Stated task: Find the lines of data that contain the string "situaciją", then list them.

Material supplied:

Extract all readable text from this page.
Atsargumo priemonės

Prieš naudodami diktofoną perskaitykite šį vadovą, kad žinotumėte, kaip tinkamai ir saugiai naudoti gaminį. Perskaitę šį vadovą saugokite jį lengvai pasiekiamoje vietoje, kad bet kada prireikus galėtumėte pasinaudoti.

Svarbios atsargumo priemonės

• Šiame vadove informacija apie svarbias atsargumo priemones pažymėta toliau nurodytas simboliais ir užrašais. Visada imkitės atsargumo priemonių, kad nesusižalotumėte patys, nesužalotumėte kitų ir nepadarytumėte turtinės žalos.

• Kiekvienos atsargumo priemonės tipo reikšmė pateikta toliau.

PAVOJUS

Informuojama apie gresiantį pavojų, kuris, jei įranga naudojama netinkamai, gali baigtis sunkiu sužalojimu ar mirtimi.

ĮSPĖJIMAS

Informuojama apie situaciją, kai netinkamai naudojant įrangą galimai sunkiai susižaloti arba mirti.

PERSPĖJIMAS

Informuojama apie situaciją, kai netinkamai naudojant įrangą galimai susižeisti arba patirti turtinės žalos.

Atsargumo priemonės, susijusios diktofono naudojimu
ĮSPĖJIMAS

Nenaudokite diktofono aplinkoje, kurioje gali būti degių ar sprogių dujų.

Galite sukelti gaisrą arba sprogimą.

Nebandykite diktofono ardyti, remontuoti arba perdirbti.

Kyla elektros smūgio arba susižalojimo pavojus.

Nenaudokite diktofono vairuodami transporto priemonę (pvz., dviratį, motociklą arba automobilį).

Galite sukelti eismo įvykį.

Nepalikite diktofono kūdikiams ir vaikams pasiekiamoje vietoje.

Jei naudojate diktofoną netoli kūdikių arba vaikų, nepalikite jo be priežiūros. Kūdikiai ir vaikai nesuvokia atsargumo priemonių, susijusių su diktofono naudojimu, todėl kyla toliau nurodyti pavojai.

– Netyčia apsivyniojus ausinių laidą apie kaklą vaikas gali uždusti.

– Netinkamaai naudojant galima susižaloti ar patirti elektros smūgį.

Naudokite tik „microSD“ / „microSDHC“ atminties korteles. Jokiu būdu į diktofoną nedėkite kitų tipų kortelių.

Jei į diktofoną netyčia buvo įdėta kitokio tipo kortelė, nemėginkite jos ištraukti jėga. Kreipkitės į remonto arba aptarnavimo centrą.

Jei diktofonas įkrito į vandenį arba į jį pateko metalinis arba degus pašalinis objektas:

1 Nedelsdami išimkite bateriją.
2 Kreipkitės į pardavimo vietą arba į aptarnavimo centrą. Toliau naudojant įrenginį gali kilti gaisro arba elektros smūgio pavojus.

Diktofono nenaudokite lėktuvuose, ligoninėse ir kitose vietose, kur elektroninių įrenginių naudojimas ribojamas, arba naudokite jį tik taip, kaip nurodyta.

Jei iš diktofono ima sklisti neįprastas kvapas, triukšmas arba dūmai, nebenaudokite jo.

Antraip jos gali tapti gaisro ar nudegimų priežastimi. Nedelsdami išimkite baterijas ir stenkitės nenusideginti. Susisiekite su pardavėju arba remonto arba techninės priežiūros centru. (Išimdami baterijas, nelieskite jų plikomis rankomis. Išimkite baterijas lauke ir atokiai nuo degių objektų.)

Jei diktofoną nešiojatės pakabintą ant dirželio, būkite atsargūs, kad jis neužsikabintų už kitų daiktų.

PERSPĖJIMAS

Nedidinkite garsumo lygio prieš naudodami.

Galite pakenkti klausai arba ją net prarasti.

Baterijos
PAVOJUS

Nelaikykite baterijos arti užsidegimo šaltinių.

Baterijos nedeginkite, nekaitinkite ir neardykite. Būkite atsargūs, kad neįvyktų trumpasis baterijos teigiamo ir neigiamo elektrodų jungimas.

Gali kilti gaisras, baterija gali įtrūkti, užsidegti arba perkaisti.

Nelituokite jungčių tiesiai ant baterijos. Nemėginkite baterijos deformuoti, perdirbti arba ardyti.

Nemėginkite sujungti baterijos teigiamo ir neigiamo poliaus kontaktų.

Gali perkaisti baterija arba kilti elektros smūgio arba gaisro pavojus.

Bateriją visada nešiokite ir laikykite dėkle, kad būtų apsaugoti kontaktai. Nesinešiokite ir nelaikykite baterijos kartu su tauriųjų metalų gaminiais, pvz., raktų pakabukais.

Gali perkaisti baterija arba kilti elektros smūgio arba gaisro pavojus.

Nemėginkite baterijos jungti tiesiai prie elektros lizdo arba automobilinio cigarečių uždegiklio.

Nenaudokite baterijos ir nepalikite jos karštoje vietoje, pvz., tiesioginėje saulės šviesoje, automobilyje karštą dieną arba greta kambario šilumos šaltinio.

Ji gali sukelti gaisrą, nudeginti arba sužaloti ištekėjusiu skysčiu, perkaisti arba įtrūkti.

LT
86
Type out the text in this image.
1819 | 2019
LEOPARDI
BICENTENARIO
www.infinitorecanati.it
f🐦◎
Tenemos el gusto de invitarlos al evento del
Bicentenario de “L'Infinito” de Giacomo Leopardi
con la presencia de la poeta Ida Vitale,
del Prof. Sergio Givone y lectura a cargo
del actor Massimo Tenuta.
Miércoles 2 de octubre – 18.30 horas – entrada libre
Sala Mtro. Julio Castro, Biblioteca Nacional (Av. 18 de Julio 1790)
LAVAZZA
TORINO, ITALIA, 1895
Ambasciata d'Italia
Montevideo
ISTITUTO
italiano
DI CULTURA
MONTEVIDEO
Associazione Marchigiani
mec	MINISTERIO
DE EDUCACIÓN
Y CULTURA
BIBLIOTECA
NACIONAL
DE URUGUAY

Written answer:
Informuojama apie situaciją, kai netinkamai naudojant įrangą galimai sunkiai susižaloti arba mirti.
Informuojama apie situaciją, kai netinkamai naudojant įrangą galimai susižeisti arba patirti turtinės žalos.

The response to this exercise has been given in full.